*TASK PROMPT*: Using the entries that follow, collect the lines where the word "briefcase" appears.

*AVAILABLE RECORDS*:
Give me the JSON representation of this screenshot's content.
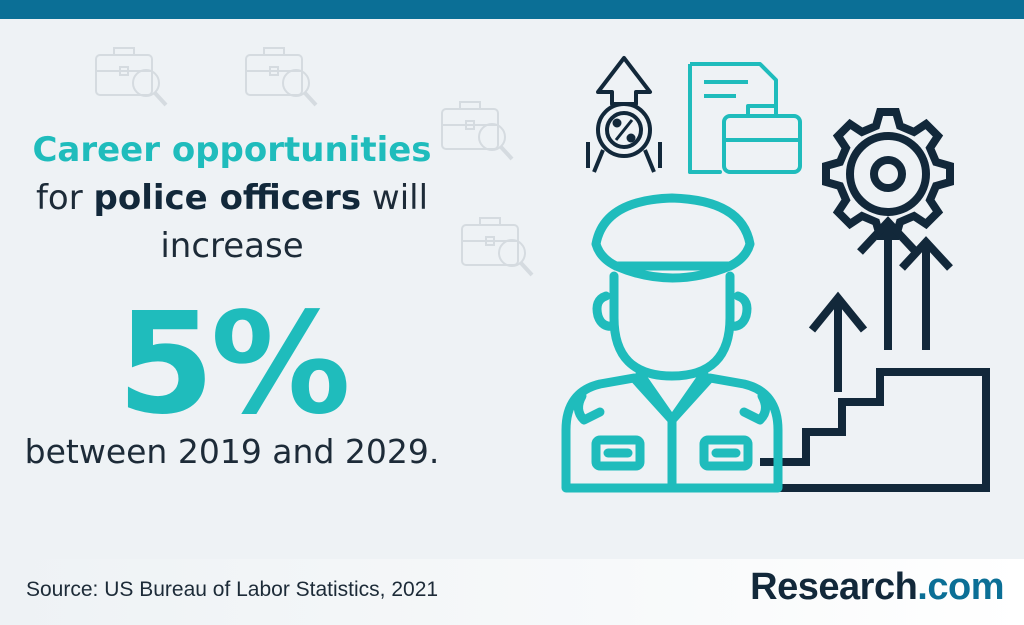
{
  "headline": {
    "line1_teal": "Career opportunities",
    "line2_pre": "for ",
    "line2_bold": "police officers",
    "line2_post": " will",
    "line3": "increase"
  },
  "stat": {
    "value": "5%"
  },
  "period": "between 2019 and 2029.",
  "footer": {
    "source": "Source: US Bureau of Labor Statistics, 2021",
    "brand_main": "Research",
    "brand_suffix": ".com"
  },
  "colors": {
    "accent": "#1fbcbc",
    "dark": "#12283a",
    "brand_blue": "#0b6f96"
  },
  "icons": [
    "briefcase-search-icon",
    "percent-badge-up-icon",
    "document-briefcase-icon",
    "police-officer-icon",
    "gear-target-icon",
    "stairs-arrows-icon"
  ]
}
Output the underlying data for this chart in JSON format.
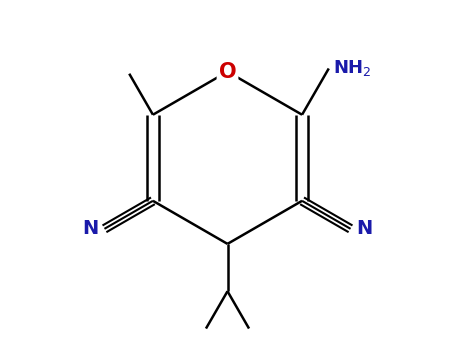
{
  "background_color": "#ffffff",
  "line_color": "#000000",
  "label_colors": {
    "O": "#cc0000",
    "NH2": "#1a1aaa",
    "CN_left": "#1a1aaa",
    "CN_right": "#1a1aaa",
    "N_left": "#1a1aaa",
    "N_right": "#1a1aaa"
  },
  "figsize": [
    4.55,
    3.5
  ],
  "dpi": 100,
  "lw": 1.8,
  "cn_lw": 1.5,
  "fontsize_O": 15,
  "fontsize_NH2": 13,
  "fontsize_N": 14
}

*ANSWER FOR THE TASK*:
    "briefcase-search-icon",
    "document-briefcase-icon",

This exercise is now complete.